For this exercise, copy out each line of the material below that includes "houses".

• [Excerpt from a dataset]

»»

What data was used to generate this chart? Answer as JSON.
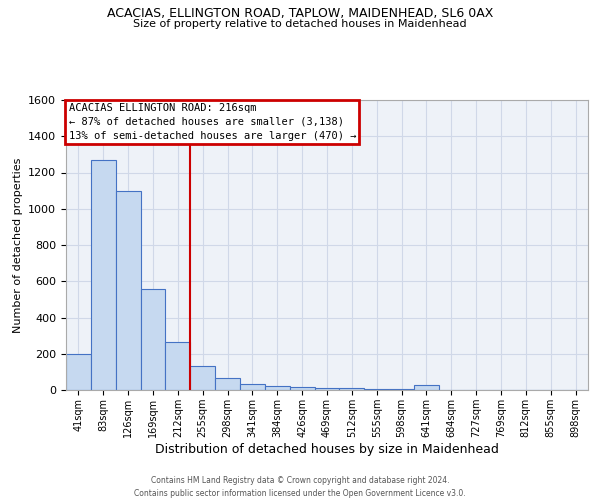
{
  "title1": "ACACIAS, ELLINGTON ROAD, TAPLOW, MAIDENHEAD, SL6 0AX",
  "title2": "Size of property relative to detached houses in Maidenhead",
  "xlabel": "Distribution of detached houses by size in Maidenhead",
  "ylabel": "Number of detached properties",
  "footer1": "Contains HM Land Registry data © Crown copyright and database right 2024.",
  "footer2": "Contains public sector information licensed under the Open Government Licence v3.0.",
  "bar_labels": [
    "41sqm",
    "83sqm",
    "126sqm",
    "169sqm",
    "212sqm",
    "255sqm",
    "298sqm",
    "341sqm",
    "384sqm",
    "426sqm",
    "469sqm",
    "512sqm",
    "555sqm",
    "598sqm",
    "641sqm",
    "684sqm",
    "727sqm",
    "769sqm",
    "812sqm",
    "855sqm",
    "898sqm"
  ],
  "bar_values": [
    200,
    1270,
    1100,
    555,
    265,
    130,
    65,
    35,
    20,
    15,
    10,
    10,
    5,
    5,
    25,
    0,
    0,
    0,
    0,
    0,
    0
  ],
  "bar_color": "#c6d9f0",
  "bar_edge_color": "#4472c4",
  "ylim": [
    0,
    1600
  ],
  "yticks": [
    0,
    200,
    400,
    600,
    800,
    1000,
    1200,
    1400,
    1600
  ],
  "red_line_x": 4.5,
  "annotation_title": "ACACIAS ELLINGTON ROAD: 216sqm",
  "annotation_line1": "← 87% of detached houses are smaller (3,138)",
  "annotation_line2": "13% of semi-detached houses are larger (470) →",
  "annotation_box_color": "#ffffff",
  "annotation_box_edge": "#cc0000",
  "grid_color": "#d0d8e8",
  "background_color": "#eef2f8"
}
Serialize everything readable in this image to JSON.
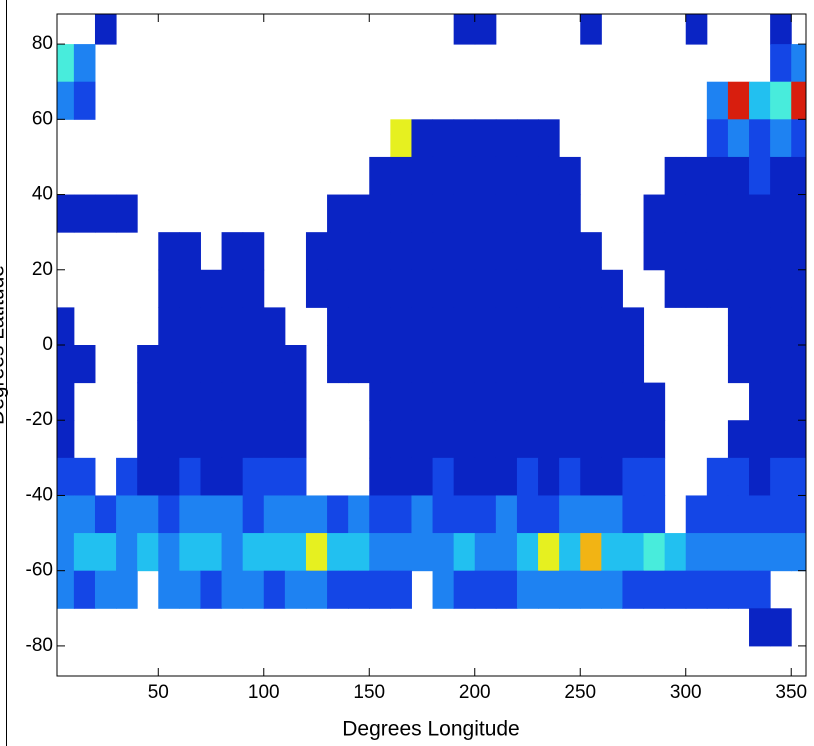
{
  "chart_data": {
    "type": "heatmap",
    "x_label": "Degrees Longitude",
    "y_label": "Degrees Latitude",
    "xlim": [
      2,
      357
    ],
    "ylim": [
      -88,
      88
    ],
    "xticks": [
      50,
      100,
      150,
      200,
      250,
      300,
      350
    ],
    "yticks": [
      -80,
      -60,
      -40,
      -20,
      0,
      20,
      40,
      60,
      80
    ],
    "colormap": [
      "#0a24c4",
      "#1446e6",
      "#1e82f2",
      "#22c0f0",
      "#48ecdc",
      "#e6f020",
      "#f2b414",
      "#d81e0e"
    ],
    "x": [
      5,
      15,
      25,
      35,
      45,
      55,
      65,
      75,
      85,
      95,
      105,
      115,
      125,
      135,
      145,
      155,
      165,
      175,
      185,
      195,
      205,
      215,
      225,
      235,
      245,
      255,
      265,
      275,
      285,
      295,
      305,
      315,
      325,
      335,
      345,
      355
    ],
    "y": [
      85,
      75,
      65,
      55,
      45,
      35,
      25,
      15,
      5,
      -5,
      -15,
      -25,
      -35,
      -45,
      -55,
      -65,
      -75,
      -85
    ],
    "z": [
      [
        null,
        null,
        1,
        null,
        null,
        null,
        null,
        null,
        null,
        null,
        null,
        null,
        null,
        null,
        null,
        null,
        null,
        null,
        null,
        1,
        1,
        null,
        null,
        null,
        null,
        1,
        null,
        null,
        null,
        null,
        1,
        null,
        null,
        null,
        1,
        null
      ],
      [
        5,
        3,
        null,
        null,
        null,
        null,
        null,
        null,
        null,
        null,
        null,
        null,
        null,
        null,
        null,
        null,
        null,
        null,
        null,
        null,
        null,
        null,
        null,
        null,
        null,
        null,
        null,
        null,
        null,
        null,
        null,
        null,
        null,
        null,
        2,
        3
      ],
      [
        3,
        2,
        null,
        null,
        null,
        null,
        null,
        null,
        null,
        null,
        null,
        null,
        null,
        null,
        null,
        null,
        null,
        null,
        null,
        null,
        null,
        null,
        null,
        null,
        null,
        null,
        null,
        null,
        null,
        null,
        null,
        3,
        8,
        4,
        5,
        8
      ],
      [
        null,
        null,
        null,
        null,
        null,
        null,
        null,
        null,
        null,
        null,
        null,
        null,
        null,
        null,
        null,
        null,
        6,
        1,
        1,
        1,
        1,
        1,
        1,
        1,
        null,
        null,
        null,
        null,
        null,
        null,
        null,
        2,
        3,
        2,
        3,
        2
      ],
      [
        null,
        null,
        null,
        null,
        null,
        null,
        null,
        null,
        null,
        null,
        null,
        null,
        null,
        null,
        null,
        1,
        1,
        1,
        1,
        1,
        1,
        1,
        1,
        1,
        1,
        null,
        null,
        null,
        null,
        1,
        1,
        1,
        1,
        2,
        1,
        1
      ],
      [
        1,
        1,
        1,
        1,
        null,
        null,
        null,
        null,
        null,
        null,
        null,
        null,
        null,
        1,
        1,
        1,
        1,
        1,
        1,
        1,
        1,
        1,
        1,
        1,
        1,
        null,
        null,
        null,
        1,
        1,
        1,
        1,
        1,
        1,
        1,
        1
      ],
      [
        null,
        null,
        null,
        null,
        null,
        1,
        1,
        null,
        1,
        1,
        null,
        null,
        1,
        1,
        1,
        1,
        1,
        1,
        1,
        1,
        1,
        1,
        1,
        1,
        1,
        1,
        null,
        null,
        1,
        1,
        1,
        1,
        1,
        1,
        1,
        1
      ],
      [
        null,
        null,
        null,
        null,
        null,
        1,
        1,
        1,
        1,
        1,
        null,
        null,
        1,
        1,
        1,
        1,
        1,
        1,
        1,
        1,
        1,
        1,
        1,
        1,
        1,
        1,
        1,
        null,
        null,
        1,
        1,
        1,
        1,
        1,
        1,
        1
      ],
      [
        1,
        null,
        null,
        null,
        null,
        1,
        1,
        1,
        1,
        1,
        1,
        null,
        null,
        1,
        1,
        1,
        1,
        1,
        1,
        1,
        1,
        1,
        1,
        1,
        1,
        1,
        1,
        1,
        null,
        null,
        null,
        null,
        1,
        1,
        1,
        1
      ],
      [
        1,
        1,
        null,
        null,
        1,
        1,
        1,
        1,
        1,
        1,
        1,
        1,
        null,
        1,
        1,
        1,
        1,
        1,
        1,
        1,
        1,
        1,
        1,
        1,
        1,
        1,
        1,
        1,
        null,
        null,
        null,
        null,
        1,
        1,
        1,
        1
      ],
      [
        1,
        null,
        null,
        null,
        1,
        1,
        1,
        1,
        1,
        1,
        1,
        1,
        null,
        null,
        null,
        1,
        1,
        1,
        1,
        1,
        1,
        1,
        1,
        1,
        1,
        1,
        1,
        1,
        1,
        null,
        null,
        null,
        null,
        1,
        1,
        1
      ],
      [
        1,
        null,
        null,
        null,
        1,
        1,
        1,
        1,
        1,
        1,
        1,
        1,
        null,
        null,
        null,
        1,
        1,
        1,
        1,
        1,
        1,
        1,
        1,
        1,
        1,
        1,
        1,
        1,
        1,
        null,
        null,
        null,
        1,
        1,
        1,
        1
      ],
      [
        2,
        2,
        null,
        2,
        1,
        1,
        2,
        1,
        1,
        2,
        2,
        2,
        null,
        null,
        null,
        1,
        1,
        1,
        2,
        1,
        1,
        1,
        2,
        1,
        2,
        1,
        1,
        2,
        2,
        null,
        null,
        2,
        2,
        1,
        2,
        2
      ],
      [
        3,
        3,
        2,
        3,
        3,
        2,
        3,
        3,
        3,
        2,
        3,
        3,
        3,
        2,
        3,
        2,
        2,
        3,
        2,
        2,
        2,
        3,
        2,
        2,
        3,
        3,
        3,
        2,
        2,
        null,
        2,
        2,
        2,
        2,
        2,
        2
      ],
      [
        3,
        4,
        4,
        3,
        4,
        3,
        4,
        4,
        3,
        4,
        4,
        4,
        6,
        4,
        4,
        3,
        3,
        3,
        3,
        4,
        3,
        3,
        4,
        6,
        4,
        7,
        4,
        4,
        5,
        4,
        3,
        3,
        3,
        3,
        3,
        3
      ],
      [
        3,
        2,
        3,
        3,
        null,
        3,
        3,
        2,
        3,
        3,
        2,
        3,
        3,
        2,
        2,
        2,
        2,
        null,
        3,
        2,
        2,
        2,
        3,
        3,
        3,
        3,
        3,
        2,
        2,
        2,
        2,
        2,
        2,
        2,
        null,
        null
      ],
      [
        null,
        null,
        null,
        null,
        null,
        null,
        null,
        null,
        null,
        null,
        null,
        null,
        null,
        null,
        null,
        null,
        null,
        null,
        null,
        null,
        null,
        null,
        null,
        null,
        null,
        null,
        null,
        null,
        null,
        null,
        null,
        null,
        null,
        1,
        1,
        null
      ],
      [
        null,
        null,
        null,
        null,
        null,
        null,
        null,
        null,
        null,
        null,
        null,
        null,
        null,
        null,
        null,
        null,
        null,
        null,
        null,
        null,
        null,
        null,
        null,
        null,
        null,
        null,
        null,
        null,
        null,
        null,
        null,
        null,
        null,
        null,
        null,
        null
      ]
    ]
  }
}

««

• [TASK OUTPUT]
  "title2": "Size of property relative to detached houses in Maidenhead",
  "xlabel": "Distribution of detached houses by size in Maidenhead",
  "annotation_line1": "← 87% of detached houses are smaller (3,138)",
  "annotation_line2": "13% of semi-detached houses are larger (470) →",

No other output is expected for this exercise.